Task instructions: Identify the lines holding "Heart" and copy them.

--- BEGIN Stored records ---

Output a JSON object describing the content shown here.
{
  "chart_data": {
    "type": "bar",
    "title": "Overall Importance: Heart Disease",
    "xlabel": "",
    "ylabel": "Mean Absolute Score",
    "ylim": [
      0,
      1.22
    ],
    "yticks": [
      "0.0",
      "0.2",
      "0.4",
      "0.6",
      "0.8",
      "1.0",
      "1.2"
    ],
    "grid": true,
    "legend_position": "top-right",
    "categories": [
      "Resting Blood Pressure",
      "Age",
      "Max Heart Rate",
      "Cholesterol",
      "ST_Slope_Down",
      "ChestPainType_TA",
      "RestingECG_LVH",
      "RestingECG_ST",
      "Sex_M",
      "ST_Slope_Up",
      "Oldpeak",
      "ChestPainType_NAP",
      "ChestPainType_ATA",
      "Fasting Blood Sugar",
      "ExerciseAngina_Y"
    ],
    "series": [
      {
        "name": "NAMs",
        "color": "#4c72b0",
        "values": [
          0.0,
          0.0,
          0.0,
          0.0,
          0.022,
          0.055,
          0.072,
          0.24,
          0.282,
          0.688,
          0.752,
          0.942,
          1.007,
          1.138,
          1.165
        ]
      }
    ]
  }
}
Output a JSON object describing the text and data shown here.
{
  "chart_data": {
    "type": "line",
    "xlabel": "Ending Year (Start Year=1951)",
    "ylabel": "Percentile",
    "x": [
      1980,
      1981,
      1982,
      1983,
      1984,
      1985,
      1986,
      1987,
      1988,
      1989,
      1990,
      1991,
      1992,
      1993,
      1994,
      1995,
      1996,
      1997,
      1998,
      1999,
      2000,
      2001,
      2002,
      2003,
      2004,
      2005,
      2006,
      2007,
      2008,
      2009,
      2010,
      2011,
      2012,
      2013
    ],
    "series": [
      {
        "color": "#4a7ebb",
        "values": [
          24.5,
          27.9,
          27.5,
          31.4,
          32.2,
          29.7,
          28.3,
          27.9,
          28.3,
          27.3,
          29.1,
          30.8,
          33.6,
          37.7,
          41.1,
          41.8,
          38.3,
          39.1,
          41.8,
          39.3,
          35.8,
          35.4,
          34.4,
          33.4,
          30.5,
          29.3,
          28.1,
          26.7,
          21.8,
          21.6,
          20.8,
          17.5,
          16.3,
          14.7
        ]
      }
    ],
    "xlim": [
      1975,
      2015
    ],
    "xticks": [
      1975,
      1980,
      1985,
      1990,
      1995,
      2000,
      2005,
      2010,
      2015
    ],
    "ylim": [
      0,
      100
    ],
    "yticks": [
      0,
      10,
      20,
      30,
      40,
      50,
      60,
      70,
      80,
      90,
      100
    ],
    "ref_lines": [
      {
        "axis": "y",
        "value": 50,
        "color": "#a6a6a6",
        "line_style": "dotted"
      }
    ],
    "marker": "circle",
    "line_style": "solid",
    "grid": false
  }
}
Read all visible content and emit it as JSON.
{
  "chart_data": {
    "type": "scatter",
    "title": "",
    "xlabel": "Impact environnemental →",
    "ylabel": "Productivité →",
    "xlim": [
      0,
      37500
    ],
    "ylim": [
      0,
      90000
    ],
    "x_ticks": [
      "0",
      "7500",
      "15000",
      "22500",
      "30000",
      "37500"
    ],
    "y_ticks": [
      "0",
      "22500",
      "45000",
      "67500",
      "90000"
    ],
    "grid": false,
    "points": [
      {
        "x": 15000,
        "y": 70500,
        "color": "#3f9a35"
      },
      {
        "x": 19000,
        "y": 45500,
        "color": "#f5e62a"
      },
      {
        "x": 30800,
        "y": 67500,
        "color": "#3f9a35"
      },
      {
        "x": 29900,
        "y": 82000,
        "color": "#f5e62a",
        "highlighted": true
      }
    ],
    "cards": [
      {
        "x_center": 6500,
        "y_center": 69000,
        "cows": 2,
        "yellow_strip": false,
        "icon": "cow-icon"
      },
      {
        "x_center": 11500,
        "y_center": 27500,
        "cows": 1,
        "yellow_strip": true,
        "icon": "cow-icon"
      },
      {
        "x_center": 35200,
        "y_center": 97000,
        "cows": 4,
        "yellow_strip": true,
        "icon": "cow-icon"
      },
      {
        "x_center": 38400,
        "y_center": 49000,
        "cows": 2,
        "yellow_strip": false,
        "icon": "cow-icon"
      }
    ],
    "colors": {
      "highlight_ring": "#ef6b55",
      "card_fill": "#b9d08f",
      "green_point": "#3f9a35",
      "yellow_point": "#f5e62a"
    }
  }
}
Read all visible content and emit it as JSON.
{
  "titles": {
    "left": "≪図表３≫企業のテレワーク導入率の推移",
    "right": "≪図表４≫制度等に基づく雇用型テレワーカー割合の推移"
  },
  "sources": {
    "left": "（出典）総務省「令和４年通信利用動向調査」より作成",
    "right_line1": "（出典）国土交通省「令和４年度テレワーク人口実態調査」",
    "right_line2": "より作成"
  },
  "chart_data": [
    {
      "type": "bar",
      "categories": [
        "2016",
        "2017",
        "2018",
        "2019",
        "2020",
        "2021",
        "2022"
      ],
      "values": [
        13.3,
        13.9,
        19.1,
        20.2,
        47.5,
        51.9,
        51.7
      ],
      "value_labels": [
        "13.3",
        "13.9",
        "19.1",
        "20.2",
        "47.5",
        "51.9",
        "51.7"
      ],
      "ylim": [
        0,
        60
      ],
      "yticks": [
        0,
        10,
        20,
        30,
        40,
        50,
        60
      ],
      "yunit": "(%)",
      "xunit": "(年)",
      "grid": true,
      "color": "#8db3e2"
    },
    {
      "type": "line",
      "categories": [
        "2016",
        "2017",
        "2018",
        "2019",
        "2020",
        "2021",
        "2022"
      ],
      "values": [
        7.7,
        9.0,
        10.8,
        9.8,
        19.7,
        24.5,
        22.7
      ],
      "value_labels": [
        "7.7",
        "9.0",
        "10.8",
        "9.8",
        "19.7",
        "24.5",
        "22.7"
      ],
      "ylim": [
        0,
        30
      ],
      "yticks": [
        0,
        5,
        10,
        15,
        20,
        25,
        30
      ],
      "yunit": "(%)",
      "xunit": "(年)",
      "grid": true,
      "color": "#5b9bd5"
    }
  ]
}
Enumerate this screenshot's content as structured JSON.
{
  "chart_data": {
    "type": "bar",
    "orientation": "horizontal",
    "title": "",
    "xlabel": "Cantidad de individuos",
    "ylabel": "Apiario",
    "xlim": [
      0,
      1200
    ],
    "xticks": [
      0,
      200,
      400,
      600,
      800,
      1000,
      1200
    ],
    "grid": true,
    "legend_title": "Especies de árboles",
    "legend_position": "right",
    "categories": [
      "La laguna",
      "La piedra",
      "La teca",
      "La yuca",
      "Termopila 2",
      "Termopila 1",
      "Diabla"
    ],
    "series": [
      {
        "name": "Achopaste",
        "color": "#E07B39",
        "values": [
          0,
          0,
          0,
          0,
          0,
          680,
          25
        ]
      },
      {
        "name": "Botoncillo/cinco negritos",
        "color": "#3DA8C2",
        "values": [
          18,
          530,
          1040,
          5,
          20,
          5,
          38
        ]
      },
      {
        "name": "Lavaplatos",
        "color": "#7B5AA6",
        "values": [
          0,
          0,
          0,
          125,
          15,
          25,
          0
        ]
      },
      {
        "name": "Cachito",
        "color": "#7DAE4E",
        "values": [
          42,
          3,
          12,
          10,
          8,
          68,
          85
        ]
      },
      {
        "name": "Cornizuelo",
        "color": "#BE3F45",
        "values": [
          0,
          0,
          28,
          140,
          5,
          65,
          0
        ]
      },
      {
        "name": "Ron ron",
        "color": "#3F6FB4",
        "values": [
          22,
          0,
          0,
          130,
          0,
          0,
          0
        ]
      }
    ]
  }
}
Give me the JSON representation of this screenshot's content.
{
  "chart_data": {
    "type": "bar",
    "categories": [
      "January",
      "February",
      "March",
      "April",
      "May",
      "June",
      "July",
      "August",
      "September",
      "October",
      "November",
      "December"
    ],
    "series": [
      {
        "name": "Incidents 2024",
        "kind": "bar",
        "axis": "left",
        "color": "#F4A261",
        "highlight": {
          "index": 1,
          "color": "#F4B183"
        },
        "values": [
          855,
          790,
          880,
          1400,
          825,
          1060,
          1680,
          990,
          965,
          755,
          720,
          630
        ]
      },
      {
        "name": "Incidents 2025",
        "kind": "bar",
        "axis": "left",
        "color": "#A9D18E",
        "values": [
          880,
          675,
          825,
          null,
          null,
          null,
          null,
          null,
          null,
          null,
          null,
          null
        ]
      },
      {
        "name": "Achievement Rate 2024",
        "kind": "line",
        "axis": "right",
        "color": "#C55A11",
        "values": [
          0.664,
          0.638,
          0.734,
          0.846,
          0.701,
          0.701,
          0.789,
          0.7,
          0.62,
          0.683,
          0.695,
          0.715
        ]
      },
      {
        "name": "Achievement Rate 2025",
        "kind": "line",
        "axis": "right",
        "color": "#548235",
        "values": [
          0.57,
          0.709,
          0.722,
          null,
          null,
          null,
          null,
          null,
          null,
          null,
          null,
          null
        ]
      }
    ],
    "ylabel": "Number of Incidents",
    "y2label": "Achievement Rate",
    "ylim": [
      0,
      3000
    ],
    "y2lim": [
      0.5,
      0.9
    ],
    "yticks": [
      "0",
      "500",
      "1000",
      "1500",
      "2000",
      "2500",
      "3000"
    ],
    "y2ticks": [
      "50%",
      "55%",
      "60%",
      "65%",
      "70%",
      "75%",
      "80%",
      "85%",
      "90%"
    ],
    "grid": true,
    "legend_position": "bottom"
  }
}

--- END Stored records ---

Written solution:
    "title": "Overall Importance: Heart Disease",
      "Max Heart Rate",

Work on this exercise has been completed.